[Stored data]

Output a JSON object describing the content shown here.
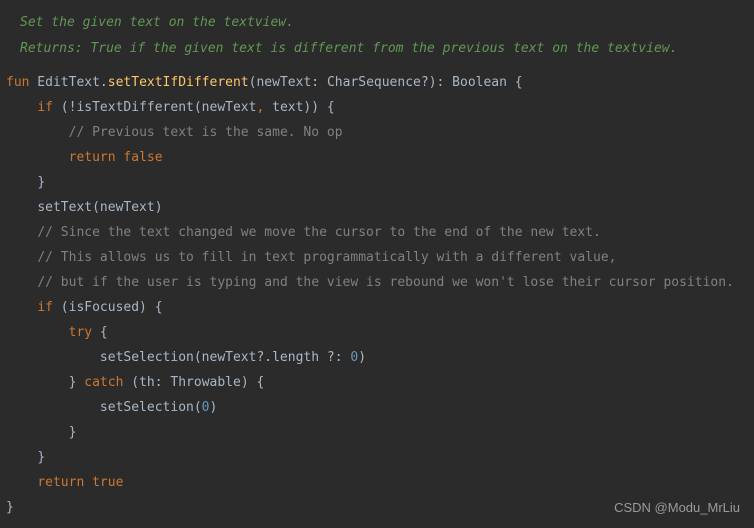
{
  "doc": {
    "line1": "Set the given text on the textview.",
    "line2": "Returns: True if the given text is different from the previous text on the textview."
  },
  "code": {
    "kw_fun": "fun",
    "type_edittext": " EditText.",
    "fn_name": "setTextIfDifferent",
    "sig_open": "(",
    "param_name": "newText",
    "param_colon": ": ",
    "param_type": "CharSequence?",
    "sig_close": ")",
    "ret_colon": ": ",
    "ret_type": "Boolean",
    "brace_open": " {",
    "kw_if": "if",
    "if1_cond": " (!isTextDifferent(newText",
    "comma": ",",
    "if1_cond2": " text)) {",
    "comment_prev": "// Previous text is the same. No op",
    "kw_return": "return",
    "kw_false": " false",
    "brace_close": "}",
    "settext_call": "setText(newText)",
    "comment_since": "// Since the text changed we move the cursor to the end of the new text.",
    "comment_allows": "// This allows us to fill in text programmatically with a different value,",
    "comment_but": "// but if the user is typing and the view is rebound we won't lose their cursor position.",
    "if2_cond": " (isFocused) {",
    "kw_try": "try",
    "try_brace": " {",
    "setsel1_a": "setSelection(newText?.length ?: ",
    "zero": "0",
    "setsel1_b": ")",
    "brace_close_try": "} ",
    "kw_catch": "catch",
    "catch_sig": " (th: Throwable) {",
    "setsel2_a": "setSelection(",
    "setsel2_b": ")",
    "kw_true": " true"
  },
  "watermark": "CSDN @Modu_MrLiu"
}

- [AIM] Reproduce each entry precisely. Leave the pictures out.

- [FINAL RESULT]
Output a JSON object describing the content shown here.
{
  "doc": {
    "line1": "Set the given text on the textview.",
    "line2": "Returns: True if the given text is different from the previous text on the textview."
  },
  "code": {
    "kw_fun": "fun",
    "type_edittext": " EditText.",
    "fn_name": "setTextIfDifferent",
    "sig_open": "(",
    "param_name": "newText",
    "param_colon": ": ",
    "param_type": "CharSequence?",
    "sig_close": ")",
    "ret_colon": ": ",
    "ret_type": "Boolean",
    "brace_open": " {",
    "kw_if": "if",
    "if1_cond": " (!isTextDifferent(newText",
    "comma": ",",
    "if1_cond2": " text)) {",
    "comment_prev": "// Previous text is the same. No op",
    "kw_return": "return",
    "kw_false": " false",
    "brace_close": "}",
    "settext_call": "setText(newText)",
    "comment_since": "// Since the text changed we move the cursor to the end of the new text.",
    "comment_allows": "// This allows us to fill in text programmatically with a different value,",
    "comment_but": "// but if the user is typing and the view is rebound we won't lose their cursor position.",
    "if2_cond": " (isFocused) {",
    "kw_try": "try",
    "try_brace": " {",
    "setsel1_a": "setSelection(newText?.length ?: ",
    "zero": "0",
    "setsel1_b": ")",
    "brace_close_try": "} ",
    "kw_catch": "catch",
    "catch_sig": " (th: Throwable) {",
    "setsel2_a": "setSelection(",
    "setsel2_b": ")",
    "kw_true": " true"
  },
  "watermark": "CSDN @Modu_MrLiu"
}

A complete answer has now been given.